What the task asks »
Search the data for the word "state" and copy every line where it occurs.

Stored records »
(begin)

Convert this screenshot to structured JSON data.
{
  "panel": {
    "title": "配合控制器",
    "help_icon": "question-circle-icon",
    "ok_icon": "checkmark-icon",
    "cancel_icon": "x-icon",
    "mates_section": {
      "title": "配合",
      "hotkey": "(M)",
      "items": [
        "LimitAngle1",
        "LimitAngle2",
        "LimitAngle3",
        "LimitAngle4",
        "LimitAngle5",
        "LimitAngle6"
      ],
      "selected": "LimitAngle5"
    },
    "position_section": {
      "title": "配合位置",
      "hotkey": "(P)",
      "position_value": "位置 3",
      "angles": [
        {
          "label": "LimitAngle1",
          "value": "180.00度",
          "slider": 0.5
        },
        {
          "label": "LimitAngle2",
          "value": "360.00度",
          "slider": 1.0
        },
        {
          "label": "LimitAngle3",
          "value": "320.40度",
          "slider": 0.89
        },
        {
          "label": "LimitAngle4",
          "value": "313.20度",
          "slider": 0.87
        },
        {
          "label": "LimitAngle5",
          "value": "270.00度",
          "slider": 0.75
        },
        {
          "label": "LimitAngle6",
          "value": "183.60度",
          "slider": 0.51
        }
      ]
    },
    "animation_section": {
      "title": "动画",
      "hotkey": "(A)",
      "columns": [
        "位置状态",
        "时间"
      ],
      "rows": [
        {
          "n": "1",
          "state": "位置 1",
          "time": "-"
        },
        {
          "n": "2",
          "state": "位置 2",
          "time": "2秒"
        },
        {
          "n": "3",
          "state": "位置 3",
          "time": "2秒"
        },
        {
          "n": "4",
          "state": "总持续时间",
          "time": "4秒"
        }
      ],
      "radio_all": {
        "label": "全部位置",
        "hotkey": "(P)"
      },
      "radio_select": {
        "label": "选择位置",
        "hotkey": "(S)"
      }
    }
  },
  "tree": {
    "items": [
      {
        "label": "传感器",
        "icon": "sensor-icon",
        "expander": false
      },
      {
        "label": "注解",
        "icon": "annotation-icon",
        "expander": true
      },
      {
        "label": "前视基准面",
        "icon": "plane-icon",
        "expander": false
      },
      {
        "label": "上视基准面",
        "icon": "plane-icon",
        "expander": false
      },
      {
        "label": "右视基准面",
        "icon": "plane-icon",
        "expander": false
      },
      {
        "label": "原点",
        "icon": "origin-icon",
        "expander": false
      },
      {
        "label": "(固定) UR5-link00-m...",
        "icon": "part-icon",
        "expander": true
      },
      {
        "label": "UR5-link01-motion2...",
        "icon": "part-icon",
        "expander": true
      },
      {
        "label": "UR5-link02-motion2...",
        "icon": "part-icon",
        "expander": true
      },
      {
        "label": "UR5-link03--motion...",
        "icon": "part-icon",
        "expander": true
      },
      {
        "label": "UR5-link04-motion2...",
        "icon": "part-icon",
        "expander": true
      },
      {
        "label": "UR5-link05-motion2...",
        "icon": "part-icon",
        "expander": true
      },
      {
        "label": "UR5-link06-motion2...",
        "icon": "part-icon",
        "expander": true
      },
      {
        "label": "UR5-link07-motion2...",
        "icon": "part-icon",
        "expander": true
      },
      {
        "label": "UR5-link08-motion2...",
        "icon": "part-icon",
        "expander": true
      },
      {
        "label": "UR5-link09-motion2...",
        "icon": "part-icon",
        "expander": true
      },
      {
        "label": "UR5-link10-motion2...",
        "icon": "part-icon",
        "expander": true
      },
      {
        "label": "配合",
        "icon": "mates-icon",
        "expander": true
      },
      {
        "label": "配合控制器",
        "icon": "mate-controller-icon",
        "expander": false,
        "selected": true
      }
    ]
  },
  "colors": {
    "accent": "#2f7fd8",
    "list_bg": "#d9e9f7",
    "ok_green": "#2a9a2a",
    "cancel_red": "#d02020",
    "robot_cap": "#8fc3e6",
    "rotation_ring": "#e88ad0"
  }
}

(end)

Correct response »
          "state": "位置 1",
          "state": "位置 2",
          "state": "位置 3",
          "state": "总持续时间",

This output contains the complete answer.